AUFGABENSTELLUNG: Welches Ziel nennt das Quelldokument für ein sinnvolles Kletter-Techniktraining?

Daraus folgt: Am besten probieren wir schwere Boulder und anspruchsvolle Züge gut aufgewärmt und in möglichst frischem Zustand. Wenn wir müde werden oder unsere Bewegungen fahrig und unpräzise, ist ein forderndes Techniktraining nicht mehr sinnvoll – denn dann speichern wir unsaubere Bewegungen ab, und die Verletzungsgefahr steigt. Wenn die Arme schon etwas leer sind, sollte der Fokus eher dahin gehen, bekannte Techniken oder Boulder trotz Ermüdung noch sauber und flüssig auszuführen.
- An Bouldern, die uns schwerfallen, lernen wir am meisten. Ist der Boulder zu leicht, wird unsere Koordination nur wenig oder gar nicht gefordert. Um besser zu werden, muss man dem Körper Aufgaben stellen, wenn er leistungsbereit ist.
Bewegungs-Qualität verankern
Ziel eines sinnvollen Kletter-Techniktrainings ist also, möglichst viele klettertypische Bewegungen in hoher Qualität auszuführen – und diese ausreichend oft zu wiederholen, damit sie sich als Fähigkeit verfestigen können. Um die Bewegungsqualität zu fördern, sollte man sich nicht damit zufrieden geben, wenn ein schwerer Zug mit Mühe einmal geklappt hat, sondern anspruchsvolle Abfolgen ruhig so oft wiederholen, bis sie geschmeidig gehen und leichter werden.

DATENAUSZUG:
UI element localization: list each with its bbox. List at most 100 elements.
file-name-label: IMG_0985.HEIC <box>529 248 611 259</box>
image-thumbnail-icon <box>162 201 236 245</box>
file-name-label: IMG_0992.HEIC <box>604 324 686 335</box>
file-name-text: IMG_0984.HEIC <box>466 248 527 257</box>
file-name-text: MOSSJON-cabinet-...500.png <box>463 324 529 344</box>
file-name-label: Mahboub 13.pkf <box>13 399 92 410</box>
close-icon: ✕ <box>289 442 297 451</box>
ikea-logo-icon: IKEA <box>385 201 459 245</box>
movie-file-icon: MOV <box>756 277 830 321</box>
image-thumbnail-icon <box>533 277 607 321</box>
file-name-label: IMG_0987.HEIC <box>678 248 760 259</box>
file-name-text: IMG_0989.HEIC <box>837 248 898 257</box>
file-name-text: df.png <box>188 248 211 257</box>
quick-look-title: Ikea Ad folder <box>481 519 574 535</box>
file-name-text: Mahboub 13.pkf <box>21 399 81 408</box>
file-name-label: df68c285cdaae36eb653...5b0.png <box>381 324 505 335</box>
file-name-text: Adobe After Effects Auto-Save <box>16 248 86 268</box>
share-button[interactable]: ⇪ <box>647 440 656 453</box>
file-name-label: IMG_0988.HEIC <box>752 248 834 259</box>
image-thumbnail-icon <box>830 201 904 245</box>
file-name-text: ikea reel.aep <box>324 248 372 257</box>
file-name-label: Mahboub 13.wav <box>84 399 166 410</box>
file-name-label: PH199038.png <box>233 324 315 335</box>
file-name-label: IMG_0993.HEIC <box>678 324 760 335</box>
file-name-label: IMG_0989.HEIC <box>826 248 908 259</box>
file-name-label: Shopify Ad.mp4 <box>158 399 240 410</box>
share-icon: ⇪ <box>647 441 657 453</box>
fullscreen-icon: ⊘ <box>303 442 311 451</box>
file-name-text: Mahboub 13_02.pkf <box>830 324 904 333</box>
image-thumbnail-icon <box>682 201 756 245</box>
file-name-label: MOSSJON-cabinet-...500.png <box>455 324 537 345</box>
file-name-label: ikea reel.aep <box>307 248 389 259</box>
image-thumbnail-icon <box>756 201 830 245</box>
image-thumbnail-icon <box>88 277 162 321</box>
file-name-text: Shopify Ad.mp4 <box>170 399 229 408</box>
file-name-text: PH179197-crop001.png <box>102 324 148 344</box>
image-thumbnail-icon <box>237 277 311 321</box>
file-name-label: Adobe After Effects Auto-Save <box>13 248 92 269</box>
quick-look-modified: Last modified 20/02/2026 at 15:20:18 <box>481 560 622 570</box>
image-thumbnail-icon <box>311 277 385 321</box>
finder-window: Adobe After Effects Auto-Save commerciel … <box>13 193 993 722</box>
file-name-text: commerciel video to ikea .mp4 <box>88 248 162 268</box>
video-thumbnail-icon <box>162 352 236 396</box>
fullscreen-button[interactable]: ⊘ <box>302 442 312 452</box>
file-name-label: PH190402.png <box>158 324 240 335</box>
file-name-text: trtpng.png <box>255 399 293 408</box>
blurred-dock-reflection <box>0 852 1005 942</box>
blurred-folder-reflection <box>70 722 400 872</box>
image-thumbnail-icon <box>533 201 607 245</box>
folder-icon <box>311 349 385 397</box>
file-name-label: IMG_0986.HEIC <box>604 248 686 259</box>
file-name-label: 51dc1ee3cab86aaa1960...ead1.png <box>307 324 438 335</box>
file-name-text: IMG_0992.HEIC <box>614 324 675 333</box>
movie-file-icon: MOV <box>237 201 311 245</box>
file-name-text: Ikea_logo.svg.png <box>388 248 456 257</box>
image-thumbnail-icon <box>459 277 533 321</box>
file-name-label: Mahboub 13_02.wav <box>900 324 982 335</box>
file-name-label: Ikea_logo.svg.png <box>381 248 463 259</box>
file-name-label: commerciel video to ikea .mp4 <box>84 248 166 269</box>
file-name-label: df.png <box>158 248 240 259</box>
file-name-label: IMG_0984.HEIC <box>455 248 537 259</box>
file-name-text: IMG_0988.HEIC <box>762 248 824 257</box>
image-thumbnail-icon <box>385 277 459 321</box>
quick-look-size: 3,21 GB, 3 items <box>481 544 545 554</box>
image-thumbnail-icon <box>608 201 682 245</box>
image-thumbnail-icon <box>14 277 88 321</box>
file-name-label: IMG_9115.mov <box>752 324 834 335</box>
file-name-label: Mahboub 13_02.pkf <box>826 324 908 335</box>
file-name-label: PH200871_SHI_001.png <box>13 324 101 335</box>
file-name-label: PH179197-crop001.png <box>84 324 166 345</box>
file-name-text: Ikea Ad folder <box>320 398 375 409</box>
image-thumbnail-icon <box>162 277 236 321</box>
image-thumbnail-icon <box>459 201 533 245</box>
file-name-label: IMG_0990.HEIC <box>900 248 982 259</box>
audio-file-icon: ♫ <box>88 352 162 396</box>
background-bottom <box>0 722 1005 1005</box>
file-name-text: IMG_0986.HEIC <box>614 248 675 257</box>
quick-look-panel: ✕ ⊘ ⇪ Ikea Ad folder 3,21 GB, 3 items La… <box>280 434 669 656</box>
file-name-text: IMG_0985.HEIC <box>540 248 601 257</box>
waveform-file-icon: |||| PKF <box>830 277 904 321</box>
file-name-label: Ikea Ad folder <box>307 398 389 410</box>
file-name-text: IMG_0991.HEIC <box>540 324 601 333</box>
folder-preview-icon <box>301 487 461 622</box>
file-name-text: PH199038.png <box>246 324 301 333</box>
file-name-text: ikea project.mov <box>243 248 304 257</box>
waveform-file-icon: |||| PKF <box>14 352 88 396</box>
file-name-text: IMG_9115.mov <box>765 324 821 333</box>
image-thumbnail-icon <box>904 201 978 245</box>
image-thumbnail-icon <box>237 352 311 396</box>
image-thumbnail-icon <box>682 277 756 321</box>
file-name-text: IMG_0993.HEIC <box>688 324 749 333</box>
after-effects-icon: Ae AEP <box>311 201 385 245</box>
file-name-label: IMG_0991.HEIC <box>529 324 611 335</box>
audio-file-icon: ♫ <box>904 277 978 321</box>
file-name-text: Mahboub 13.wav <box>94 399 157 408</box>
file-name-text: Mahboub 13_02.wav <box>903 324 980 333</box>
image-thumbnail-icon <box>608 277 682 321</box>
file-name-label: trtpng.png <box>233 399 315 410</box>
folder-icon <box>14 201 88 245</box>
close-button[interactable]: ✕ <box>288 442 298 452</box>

ERGEBNIS: Möglichst viele klettertypische Bewegungen in hoher Qualität auszuführen und sie so oft zu wiederholen, dass sie sich als Fähigkeit verfestigen können.